## Begin Records for this exercise

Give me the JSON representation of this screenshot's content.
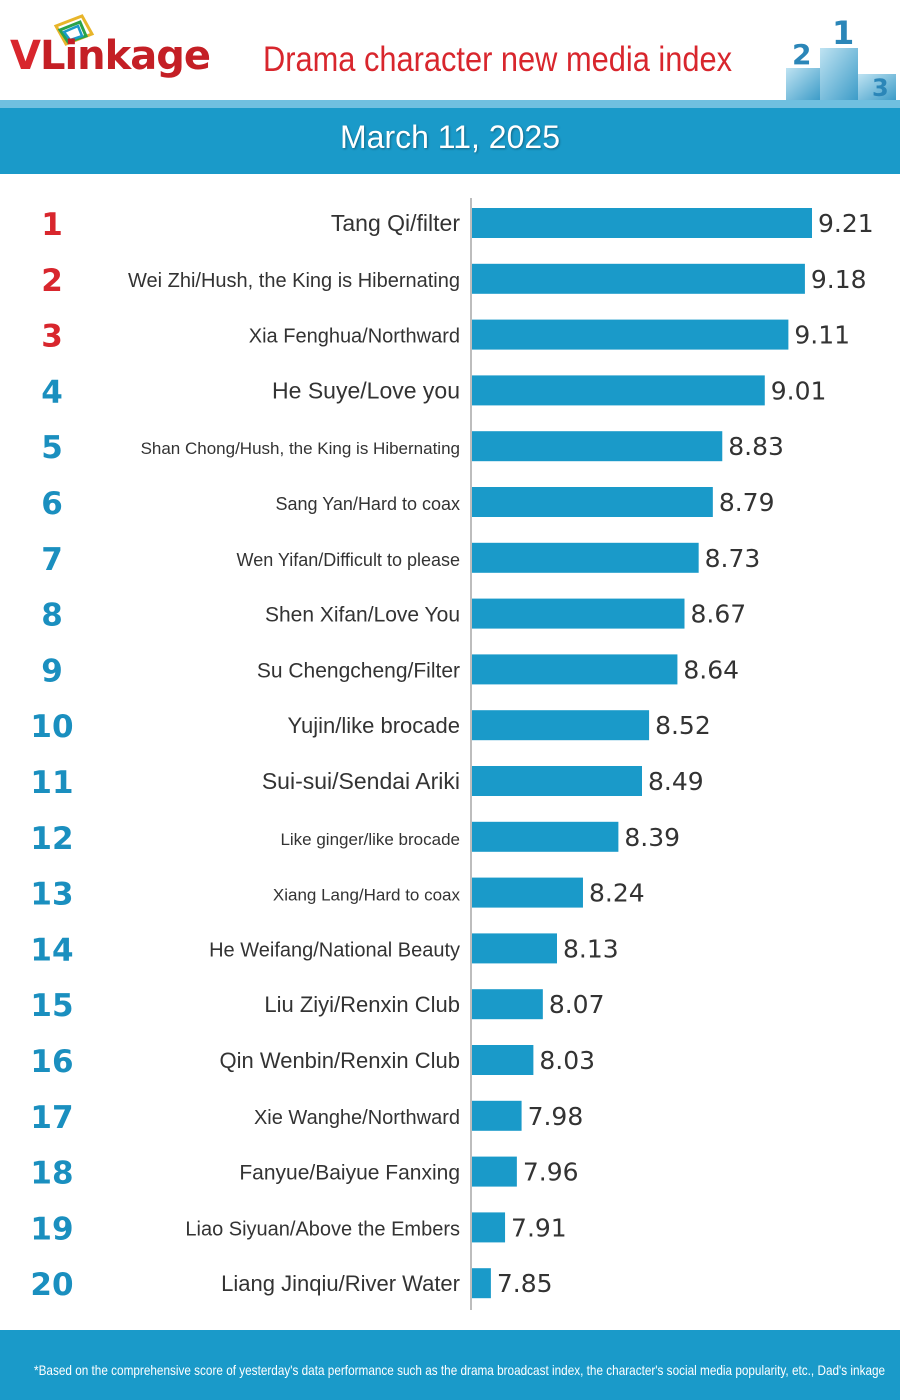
{
  "brand": {
    "logo_text_first": "V",
    "logo_text_rest": "Linkage"
  },
  "header": {
    "title": "Drama character new media index",
    "date": "March 11, 2025"
  },
  "footer": {
    "note": "*Based on the comprehensive score of yesterday's data performance such as the drama broadcast index, the character's social media popularity, etc., Dad's inkage"
  },
  "colors": {
    "bar": "#1a9ac9",
    "rank_top3": "#d8262d",
    "rank_rest": "#1a8fbf",
    "title": "#d8262d",
    "band": "#1a9ac9"
  },
  "chart_data": {
    "type": "bar",
    "orientation": "horizontal",
    "title": "Drama character new media index",
    "subtitle": "March 11, 2025",
    "ranks": [
      "1",
      "2",
      "3",
      "4",
      "5",
      "6",
      "7",
      "8",
      "9",
      "10",
      "11",
      "12",
      "13",
      "14",
      "15",
      "16",
      "17",
      "18",
      "19",
      "20"
    ],
    "categories": [
      "Tang Qi/filter",
      "Wei Zhi/Hush, the King is Hibernating",
      "Xia Fenghua/Northward",
      "He Suye/Love you",
      "Shan Chong/Hush, the King is Hibernating",
      "Sang Yan/Hard to coax",
      "Wen Yifan/Difficult to please",
      "Shen Xifan/Love You",
      "Su Chengcheng/Filter",
      "Yujin/like brocade",
      "Sui-sui/Sendai Ariki",
      "Like ginger/like brocade",
      "Xiang Lang/Hard to coax",
      "He Weifang/National Beauty",
      "Liu Ziyi/Renxin Club",
      "Qin Wenbin/Renxin Club",
      "Xie Wanghe/Northward",
      "Fanyue/Baiyue Fanxing",
      "Liao Siyuan/Above the Embers",
      "Liang Jinqiu/River Water"
    ],
    "values": [
      9.21,
      9.18,
      9.11,
      9.01,
      8.83,
      8.79,
      8.73,
      8.67,
      8.64,
      8.52,
      8.49,
      8.39,
      8.24,
      8.13,
      8.07,
      8.03,
      7.98,
      7.96,
      7.91,
      7.85
    ],
    "value_labels": [
      "9.21",
      "9.18",
      "9.11",
      "9.01",
      "8.83",
      "8.79",
      "8.73",
      "8.67",
      "8.64",
      "8.52",
      "8.49",
      "8.39",
      "8.24",
      "8.13",
      "8.07",
      "8.03",
      "7.98",
      "7.96",
      "7.91",
      "7.85"
    ],
    "xlim": [
      7.77,
      9.21
    ],
    "grid": false,
    "legend": "none"
  }
}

## End Records for this exercise

Your goal
Pictures are to be left out; repeat all the remaining data exactly.

The answer
Give me the JSON representation of this screenshot's content.
{
  "brand": {
    "logo_text_first": "V",
    "logo_text_rest": "Linkage"
  },
  "header": {
    "title": "Drama character new media index",
    "date": "March 11, 2025"
  },
  "footer": {
    "note": "*Based on the comprehensive score of yesterday's data performance such as the drama broadcast index, the character's social media popularity, etc., Dad's inkage"
  },
  "colors": {
    "bar": "#1a9ac9",
    "rank_top3": "#d8262d",
    "rank_rest": "#1a8fbf",
    "title": "#d8262d",
    "band": "#1a9ac9"
  },
  "chart_data": {
    "type": "bar",
    "orientation": "horizontal",
    "title": "Drama character new media index",
    "subtitle": "March 11, 2025",
    "ranks": [
      "1",
      "2",
      "3",
      "4",
      "5",
      "6",
      "7",
      "8",
      "9",
      "10",
      "11",
      "12",
      "13",
      "14",
      "15",
      "16",
      "17",
      "18",
      "19",
      "20"
    ],
    "categories": [
      "Tang Qi/filter",
      "Wei Zhi/Hush, the King is Hibernating",
      "Xia Fenghua/Northward",
      "He Suye/Love you",
      "Shan Chong/Hush, the King is Hibernating",
      "Sang Yan/Hard to coax",
      "Wen Yifan/Difficult to please",
      "Shen Xifan/Love You",
      "Su Chengcheng/Filter",
      "Yujin/like brocade",
      "Sui-sui/Sendai Ariki",
      "Like ginger/like brocade",
      "Xiang Lang/Hard to coax",
      "He Weifang/National Beauty",
      "Liu Ziyi/Renxin Club",
      "Qin Wenbin/Renxin Club",
      "Xie Wanghe/Northward",
      "Fanyue/Baiyue Fanxing",
      "Liao Siyuan/Above the Embers",
      "Liang Jinqiu/River Water"
    ],
    "values": [
      9.21,
      9.18,
      9.11,
      9.01,
      8.83,
      8.79,
      8.73,
      8.67,
      8.64,
      8.52,
      8.49,
      8.39,
      8.24,
      8.13,
      8.07,
      8.03,
      7.98,
      7.96,
      7.91,
      7.85
    ],
    "value_labels": [
      "9.21",
      "9.18",
      "9.11",
      "9.01",
      "8.83",
      "8.79",
      "8.73",
      "8.67",
      "8.64",
      "8.52",
      "8.49",
      "8.39",
      "8.24",
      "8.13",
      "8.07",
      "8.03",
      "7.98",
      "7.96",
      "7.91",
      "7.85"
    ],
    "xlim": [
      7.77,
      9.21
    ],
    "grid": false,
    "legend": "none"
  }
}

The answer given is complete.